▶ _Challenge_: Copy each line containing the word "this" from the records that follow, please.

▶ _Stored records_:
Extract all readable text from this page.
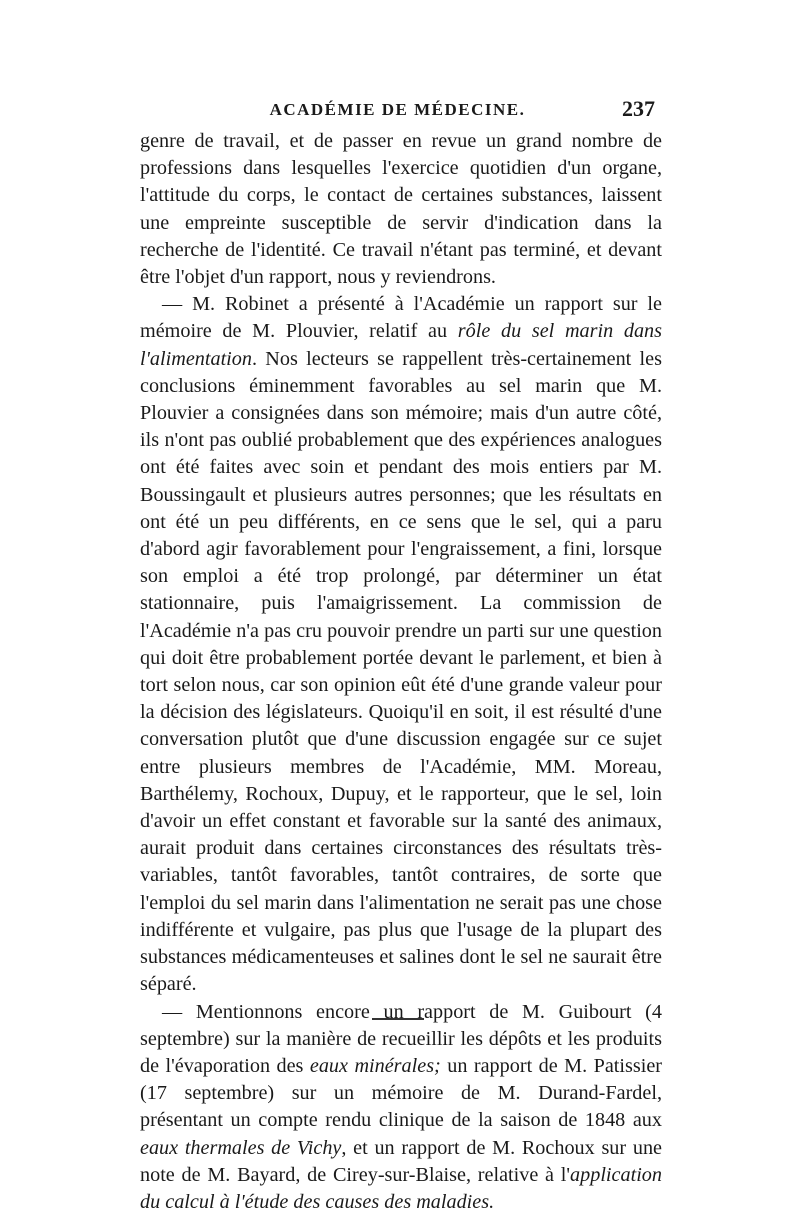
ACADÉMIE DE MÉDECINE.	237

genre de travail, et de passer en revue un grand nombre de professions dans lesquelles l'exercice quotidien d'un organe, l'attitude du corps, le contact de certaines substances, laissent une empreinte susceptible de servir d'indication dans la recherche de l'identité. Ce travail n'étant pas terminé, et devant être l'objet d'un rapport, nous y reviendrons.

— M. Robinet a présenté à l'Académie un rapport sur le mémoire de M. Plouvier, relatif au rôle du sel marin dans l'alimentation. Nos lecteurs se rappellent très-certainement les conclusions éminemment favorables au sel marin que M. Plouvier a consignées dans son mémoire; mais d'un autre côté, ils n'ont pas oublié probablement que des expériences analogues ont été faites avec soin et pendant des mois entiers par M. Boussingault et plusieurs autres personnes; que les résultats en ont été un peu différents, en ce sens que le sel, qui a paru d'abord agir favorablement pour l'engraissement, a fini, lorsque son emploi a été trop prolongé, par déterminer un état stationnaire, puis l'amaigrissement. La commission de l'Académie n'a pas cru pouvoir prendre un parti sur une question qui doit être probablement portée devant le parlement, et bien à tort selon nous, car son opinion eût été d'une grande valeur pour la décision des législateurs. Quoiqu'il en soit, il est résulté d'une conversation plutôt que d'une discussion engagée sur ce sujet entre plusieurs membres de l'Académie, MM. Moreau, Barthélemy, Rochoux, Dupuy, et le rapporteur, que le sel, loin d'avoir un effet constant et favorable sur la santé des animaux, aurait produit dans certaines circonstances des résultats très-variables, tantôt favorables, tantôt contraires, de sorte que l'emploi du sel marin dans l'alimentation ne serait pas une chose indifférente et vulgaire, pas plus que l'usage de la plupart des substances médicamenteuses et salines dont le sel ne saurait être séparé.

— Mentionnons encore un rapport de M. Guibourt (4 septembre) sur la manière de recueillir les dépôts et les produits de l'évaporation des eaux minérales; un rapport de M. Patissier (17 septembre) sur un mémoire de M. Durand-Fardel, présentant un compte rendu clinique de la saison de 1848 aux eaux thermales de Vichy, et un rapport de M. Rochoux sur une note de M. Bayard, de Cirey-sur-Blaise, relative à l'application du calcul à l'étude des causes des maladies.
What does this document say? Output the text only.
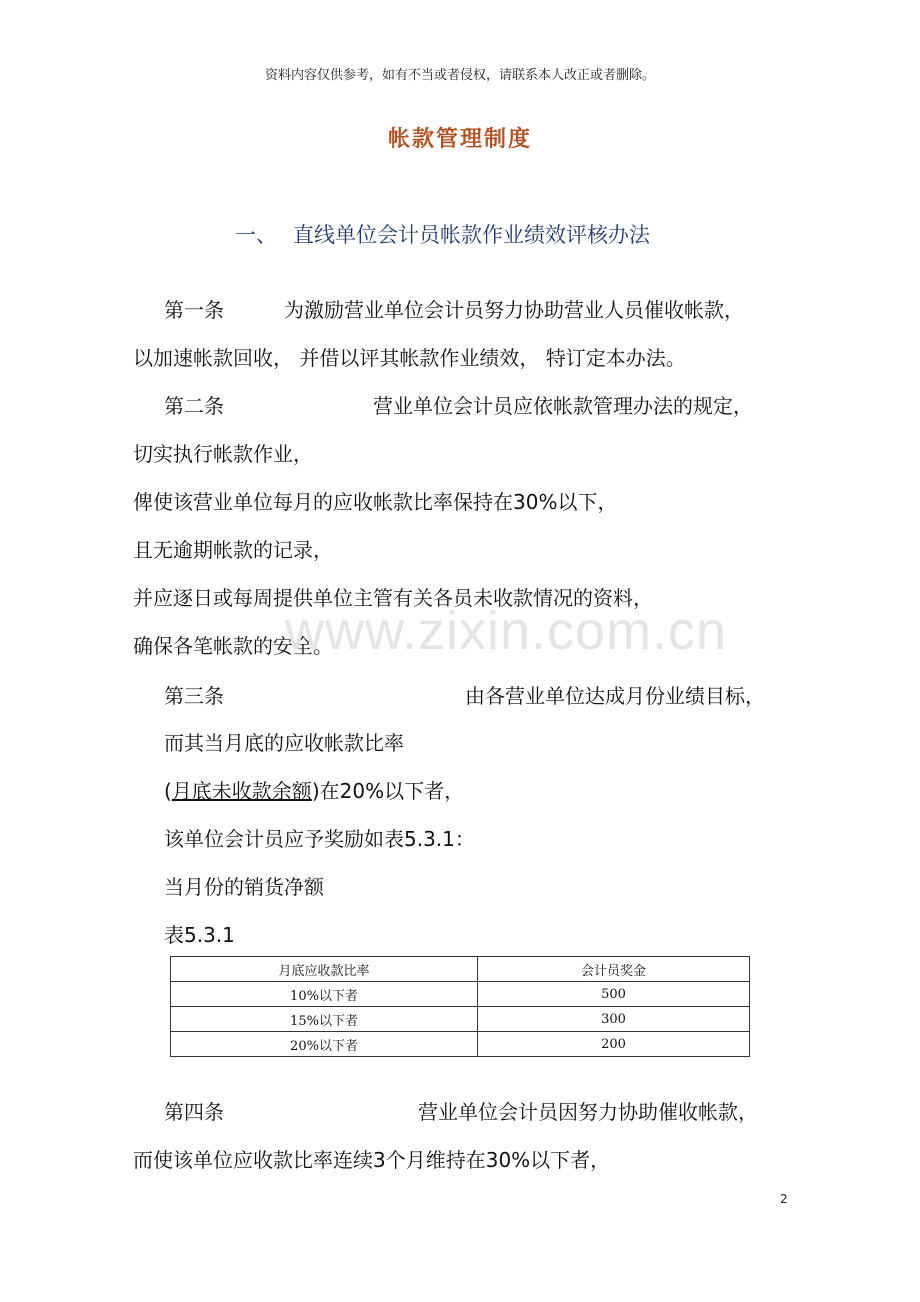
资料内容仅供参考，如有不当或者侵权，请联系本人改正或者删除。
帐款管理制度
一、 直线单位会计员帐款作业绩效评核办法
第一条	为激励营业单位会计员努力协助营业人员催收帐款，
以加速帐款回收， 并借以评其帐款作业绩效， 特订定本办法。
第二条	营业单位会计员应依帐款管理办法的规定，
切实执行帐款作业，
俾使该营业单位每月的应收帐款比率保持在30%以下，
且无逾期帐款的记录，
并应逐日或每周提供单位主管有关各员未收款情况的资料，
确保各笔帐款的安全。
www.zixin.com.cn
第三条	由各营业单位达成月份业绩目标，
而其当月底的应收帐款比率
(月底未收款余额)在20%以下者，
该单位会计员应予奖励如表5.3.1：
当月份的销货净额
表5.3.1
月底应收款比率	会计员奖金
10%以下者	500
15%以下者	300
20%以下者	200
第四条	营业单位会计员因努力协助催收帐款，
而使该单位应收款比率连续3个月维持在30%以下者，
2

▶ _Written answer_:
Extract all readable text from this page.
What does this document say? Output the text only.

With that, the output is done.